# GIVEN TASK
Copy all lines of the listing that include the string "период".
########
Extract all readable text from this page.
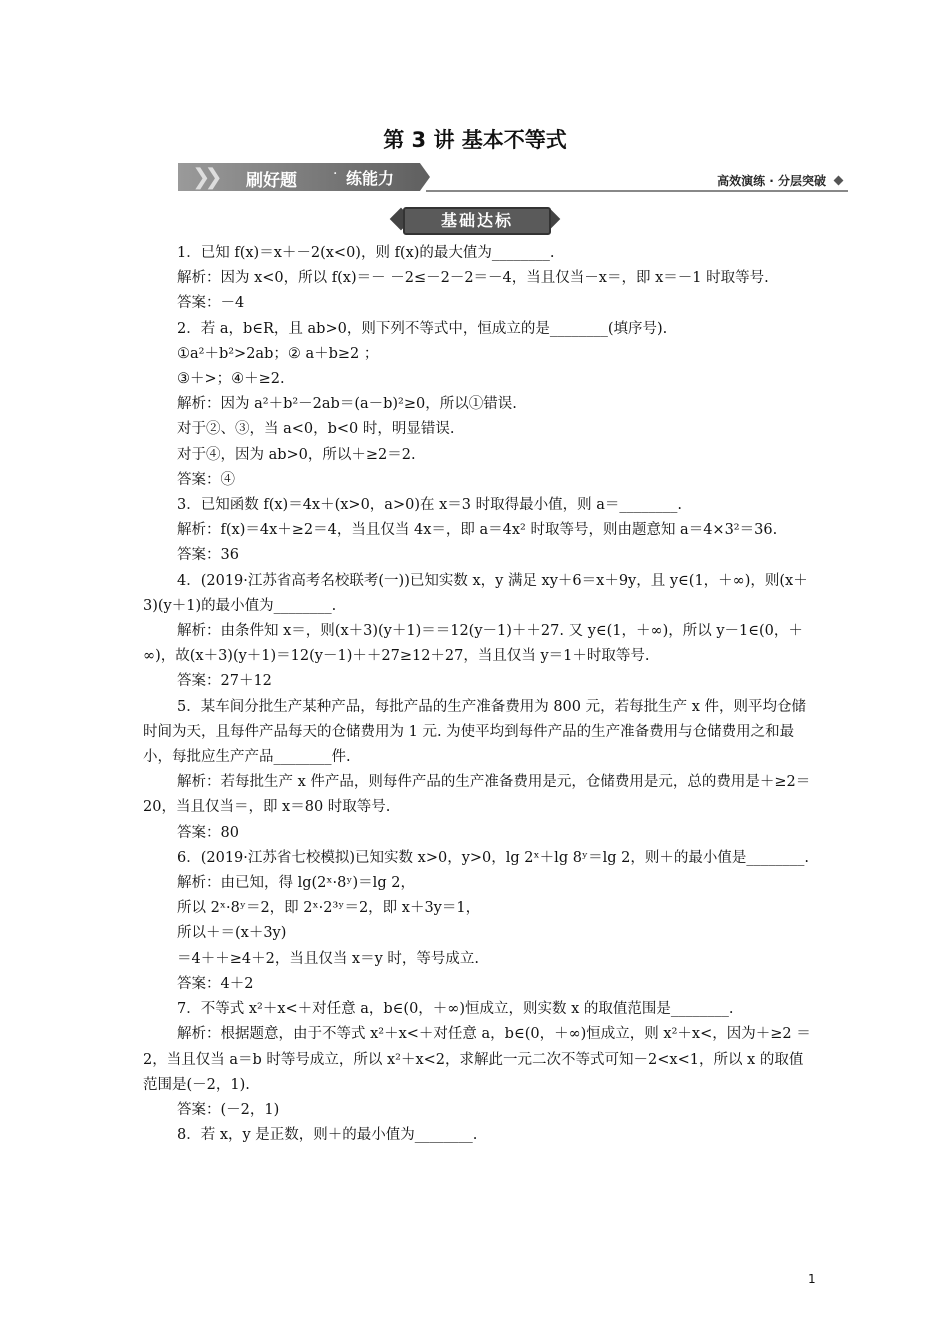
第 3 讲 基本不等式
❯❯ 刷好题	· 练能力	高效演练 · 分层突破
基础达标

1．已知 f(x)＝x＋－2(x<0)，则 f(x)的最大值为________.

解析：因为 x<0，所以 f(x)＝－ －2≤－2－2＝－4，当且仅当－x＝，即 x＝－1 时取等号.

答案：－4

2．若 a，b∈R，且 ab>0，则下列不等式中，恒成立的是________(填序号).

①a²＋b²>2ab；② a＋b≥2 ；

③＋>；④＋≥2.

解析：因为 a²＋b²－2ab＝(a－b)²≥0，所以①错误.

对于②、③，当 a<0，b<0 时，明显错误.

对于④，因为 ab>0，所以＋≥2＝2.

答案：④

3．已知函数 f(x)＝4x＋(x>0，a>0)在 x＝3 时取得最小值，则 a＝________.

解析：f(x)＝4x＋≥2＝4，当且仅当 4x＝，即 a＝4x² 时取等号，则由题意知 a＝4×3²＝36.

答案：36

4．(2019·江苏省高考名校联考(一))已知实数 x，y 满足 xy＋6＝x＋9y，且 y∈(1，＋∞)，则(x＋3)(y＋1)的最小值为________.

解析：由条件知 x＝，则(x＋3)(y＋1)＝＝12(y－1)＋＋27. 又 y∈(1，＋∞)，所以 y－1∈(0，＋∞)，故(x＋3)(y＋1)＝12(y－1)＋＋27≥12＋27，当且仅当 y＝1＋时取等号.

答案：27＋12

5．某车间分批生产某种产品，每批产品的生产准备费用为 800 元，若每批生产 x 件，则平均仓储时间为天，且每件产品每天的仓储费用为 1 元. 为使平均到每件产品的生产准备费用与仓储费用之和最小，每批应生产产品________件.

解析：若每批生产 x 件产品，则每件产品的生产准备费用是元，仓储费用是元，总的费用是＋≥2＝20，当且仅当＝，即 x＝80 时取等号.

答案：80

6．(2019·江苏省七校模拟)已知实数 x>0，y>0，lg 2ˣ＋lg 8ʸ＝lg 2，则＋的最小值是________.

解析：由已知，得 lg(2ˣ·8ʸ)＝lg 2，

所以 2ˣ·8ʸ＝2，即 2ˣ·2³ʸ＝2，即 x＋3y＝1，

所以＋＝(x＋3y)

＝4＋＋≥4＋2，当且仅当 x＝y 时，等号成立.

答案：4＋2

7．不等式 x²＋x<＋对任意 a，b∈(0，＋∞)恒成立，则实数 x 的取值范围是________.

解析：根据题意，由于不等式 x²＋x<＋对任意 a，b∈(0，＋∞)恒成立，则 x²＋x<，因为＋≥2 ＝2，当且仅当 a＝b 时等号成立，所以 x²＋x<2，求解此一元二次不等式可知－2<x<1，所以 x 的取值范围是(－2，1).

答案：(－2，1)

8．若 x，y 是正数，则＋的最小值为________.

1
########
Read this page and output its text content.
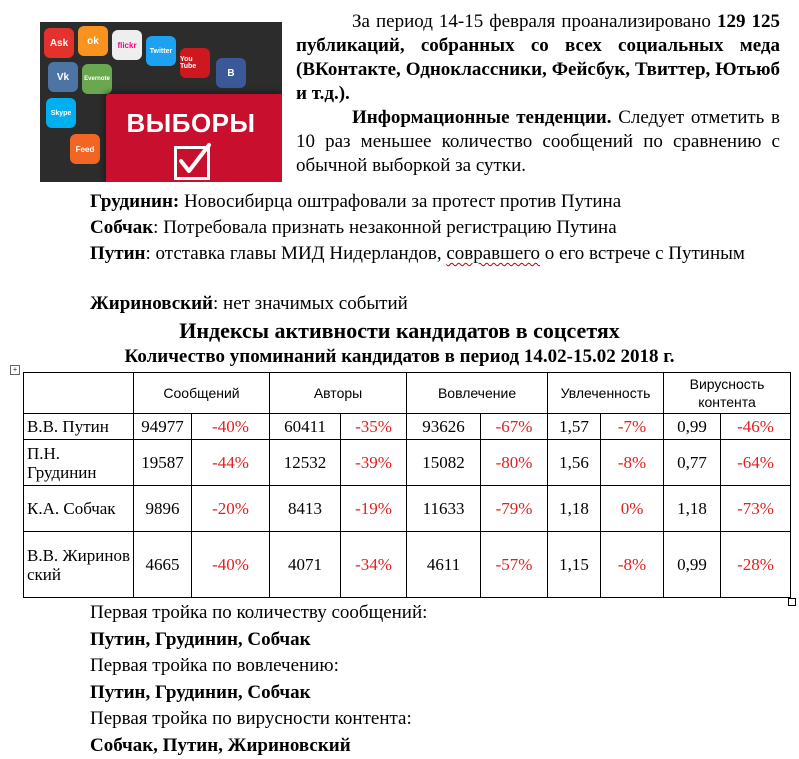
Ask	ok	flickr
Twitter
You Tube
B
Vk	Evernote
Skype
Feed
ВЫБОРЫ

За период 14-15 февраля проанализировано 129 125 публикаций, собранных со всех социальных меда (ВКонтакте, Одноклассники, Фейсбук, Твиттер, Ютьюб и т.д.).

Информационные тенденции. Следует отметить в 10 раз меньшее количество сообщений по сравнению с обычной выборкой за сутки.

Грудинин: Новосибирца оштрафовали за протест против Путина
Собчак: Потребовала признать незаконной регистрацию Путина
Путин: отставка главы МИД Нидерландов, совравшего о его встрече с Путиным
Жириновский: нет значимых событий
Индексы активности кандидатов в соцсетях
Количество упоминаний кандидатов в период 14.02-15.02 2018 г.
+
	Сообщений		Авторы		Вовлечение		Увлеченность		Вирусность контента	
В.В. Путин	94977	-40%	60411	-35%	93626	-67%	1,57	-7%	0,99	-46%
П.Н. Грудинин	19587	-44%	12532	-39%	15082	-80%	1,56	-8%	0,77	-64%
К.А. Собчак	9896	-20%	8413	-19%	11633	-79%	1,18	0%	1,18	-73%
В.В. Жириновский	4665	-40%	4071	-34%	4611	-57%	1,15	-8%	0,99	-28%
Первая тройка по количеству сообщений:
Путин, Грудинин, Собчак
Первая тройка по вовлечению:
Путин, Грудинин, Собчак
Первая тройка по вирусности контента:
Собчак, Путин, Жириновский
########
# REPLY TO THE EXERCISE
За период 14-15 февраля проанализировано 129 125 публикаций, собранных со всех социальных меда (ВКонтакте, Одноклассники, Фейсбук, Твиттер, Ютьюб и т.д.).
Количество упоминаний кандидатов в период 14.02-15.02 2018 г.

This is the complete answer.